[What needs to be done] Transcribe everything in the passage about Home from "After saving Cee" down to "had ever made.", keeping every word and punctuation mark unchanged.

Upon his return from the Korean War, Frank is institutionalized in a mental hospital from which he subsequently escapes after receiving word that Cee’s life is in danger. Without fully understanding the type of danger she is in, Frank makes it his sole goal and purpose to return to Georgia and save her. Struggling to deal with his relentless symptoms of post-traumatic stress that are wreaking havoc in every aspect of his life, he finds a much-welcomed and renewed purpose in his drive to save his sister.

After saving Cee from Dr. Beauregard Scott’s experimental table in Georgia, Morrison cleverly closes Home with a scene that takes us full-circle on Frank’s journey. The scene is of Frank and Cee unearthing the bones of the same body they watched buried years before in the field just outside of Lotus, only to give it a proper burial alongside the river in the first quilt that Cee had ever made.

[Data to examine]
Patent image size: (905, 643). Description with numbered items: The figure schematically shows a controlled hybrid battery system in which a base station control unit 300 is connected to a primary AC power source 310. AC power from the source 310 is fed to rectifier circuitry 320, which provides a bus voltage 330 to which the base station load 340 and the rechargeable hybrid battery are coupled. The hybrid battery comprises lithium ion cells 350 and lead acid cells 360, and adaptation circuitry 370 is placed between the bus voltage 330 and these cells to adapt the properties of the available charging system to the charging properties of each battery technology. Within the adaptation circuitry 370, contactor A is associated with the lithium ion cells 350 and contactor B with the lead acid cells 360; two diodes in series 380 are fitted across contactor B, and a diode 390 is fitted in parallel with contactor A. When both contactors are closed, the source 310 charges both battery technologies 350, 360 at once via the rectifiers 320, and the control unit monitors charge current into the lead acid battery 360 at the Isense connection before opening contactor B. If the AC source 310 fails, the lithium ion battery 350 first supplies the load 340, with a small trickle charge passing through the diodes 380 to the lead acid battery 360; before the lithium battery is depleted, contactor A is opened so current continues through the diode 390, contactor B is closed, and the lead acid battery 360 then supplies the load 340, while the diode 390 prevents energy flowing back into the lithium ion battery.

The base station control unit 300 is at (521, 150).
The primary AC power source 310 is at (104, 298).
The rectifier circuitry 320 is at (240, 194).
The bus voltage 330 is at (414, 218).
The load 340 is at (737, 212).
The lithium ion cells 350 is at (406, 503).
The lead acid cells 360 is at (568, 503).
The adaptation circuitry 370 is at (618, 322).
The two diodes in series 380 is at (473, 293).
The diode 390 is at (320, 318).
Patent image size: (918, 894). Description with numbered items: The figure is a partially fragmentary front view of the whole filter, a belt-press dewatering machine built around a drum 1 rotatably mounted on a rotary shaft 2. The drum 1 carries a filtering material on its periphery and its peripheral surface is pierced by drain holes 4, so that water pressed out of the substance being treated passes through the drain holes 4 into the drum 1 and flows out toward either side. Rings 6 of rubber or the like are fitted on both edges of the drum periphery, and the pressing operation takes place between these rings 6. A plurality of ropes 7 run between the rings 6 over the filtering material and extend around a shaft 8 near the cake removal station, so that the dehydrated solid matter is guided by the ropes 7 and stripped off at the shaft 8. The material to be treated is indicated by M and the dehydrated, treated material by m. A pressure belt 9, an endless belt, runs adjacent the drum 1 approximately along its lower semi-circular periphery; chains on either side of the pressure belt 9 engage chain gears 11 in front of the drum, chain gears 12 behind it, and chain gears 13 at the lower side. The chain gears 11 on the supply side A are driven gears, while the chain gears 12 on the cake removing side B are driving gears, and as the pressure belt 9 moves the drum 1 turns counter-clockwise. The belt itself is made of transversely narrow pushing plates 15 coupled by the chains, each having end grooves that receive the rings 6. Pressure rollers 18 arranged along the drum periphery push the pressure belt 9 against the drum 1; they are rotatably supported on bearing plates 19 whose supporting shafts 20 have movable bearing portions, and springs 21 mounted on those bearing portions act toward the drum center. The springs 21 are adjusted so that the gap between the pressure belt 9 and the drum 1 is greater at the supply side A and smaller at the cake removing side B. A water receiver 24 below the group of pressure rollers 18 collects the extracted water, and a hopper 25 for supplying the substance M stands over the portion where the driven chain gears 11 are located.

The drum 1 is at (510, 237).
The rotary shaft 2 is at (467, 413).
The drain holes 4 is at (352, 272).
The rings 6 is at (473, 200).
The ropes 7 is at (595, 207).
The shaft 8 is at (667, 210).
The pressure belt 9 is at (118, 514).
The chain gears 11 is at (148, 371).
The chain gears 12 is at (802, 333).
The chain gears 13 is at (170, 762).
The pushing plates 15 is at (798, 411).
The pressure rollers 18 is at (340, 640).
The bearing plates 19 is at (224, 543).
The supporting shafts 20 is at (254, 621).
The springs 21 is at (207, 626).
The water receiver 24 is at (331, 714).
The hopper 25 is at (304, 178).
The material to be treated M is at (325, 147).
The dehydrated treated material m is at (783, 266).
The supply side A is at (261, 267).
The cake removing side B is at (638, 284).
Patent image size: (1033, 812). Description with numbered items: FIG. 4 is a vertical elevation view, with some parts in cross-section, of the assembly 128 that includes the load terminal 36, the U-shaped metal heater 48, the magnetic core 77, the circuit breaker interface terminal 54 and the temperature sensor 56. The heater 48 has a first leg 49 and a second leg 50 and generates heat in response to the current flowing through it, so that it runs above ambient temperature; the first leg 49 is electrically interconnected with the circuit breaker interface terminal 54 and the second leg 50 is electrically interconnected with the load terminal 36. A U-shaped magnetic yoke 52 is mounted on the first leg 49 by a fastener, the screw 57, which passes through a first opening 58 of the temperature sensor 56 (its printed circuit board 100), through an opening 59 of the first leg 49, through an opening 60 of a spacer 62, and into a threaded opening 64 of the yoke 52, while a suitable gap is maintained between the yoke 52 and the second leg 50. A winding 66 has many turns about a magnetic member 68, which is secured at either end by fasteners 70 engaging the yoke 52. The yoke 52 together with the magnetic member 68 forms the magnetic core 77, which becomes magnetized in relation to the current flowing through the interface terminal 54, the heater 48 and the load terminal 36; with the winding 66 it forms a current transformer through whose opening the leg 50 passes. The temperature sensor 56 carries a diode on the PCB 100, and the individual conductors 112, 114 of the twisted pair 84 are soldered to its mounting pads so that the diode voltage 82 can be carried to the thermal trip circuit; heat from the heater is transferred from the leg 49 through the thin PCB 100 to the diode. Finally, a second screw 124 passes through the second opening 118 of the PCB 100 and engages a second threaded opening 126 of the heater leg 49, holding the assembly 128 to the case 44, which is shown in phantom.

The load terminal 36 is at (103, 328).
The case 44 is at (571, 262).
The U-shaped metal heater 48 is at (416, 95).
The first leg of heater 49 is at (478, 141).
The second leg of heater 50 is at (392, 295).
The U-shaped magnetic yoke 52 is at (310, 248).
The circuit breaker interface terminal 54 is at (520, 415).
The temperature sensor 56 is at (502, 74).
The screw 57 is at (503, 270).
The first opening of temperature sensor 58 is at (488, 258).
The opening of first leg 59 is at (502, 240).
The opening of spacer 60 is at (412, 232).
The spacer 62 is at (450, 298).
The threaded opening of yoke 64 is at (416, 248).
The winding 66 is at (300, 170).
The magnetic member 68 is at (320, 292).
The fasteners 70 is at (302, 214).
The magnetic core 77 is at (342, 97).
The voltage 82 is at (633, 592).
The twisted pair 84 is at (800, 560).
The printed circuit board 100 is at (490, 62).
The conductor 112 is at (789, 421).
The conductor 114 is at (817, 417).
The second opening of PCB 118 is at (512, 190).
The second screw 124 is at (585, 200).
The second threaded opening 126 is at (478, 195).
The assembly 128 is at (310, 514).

[Answer section]
After saving Cee from Dr. Beauregard Scott’s experimental table in Georgia, Morrison cleverly closes Home with a scene that takes us full-circle on Frank’s journey. The scene is of Frank and Cee unearthing the bones of the same body they watched buried years before in the field just outside of Lotus, only to give it a proper burial alongside the river in the first quilt that Cee had ever made.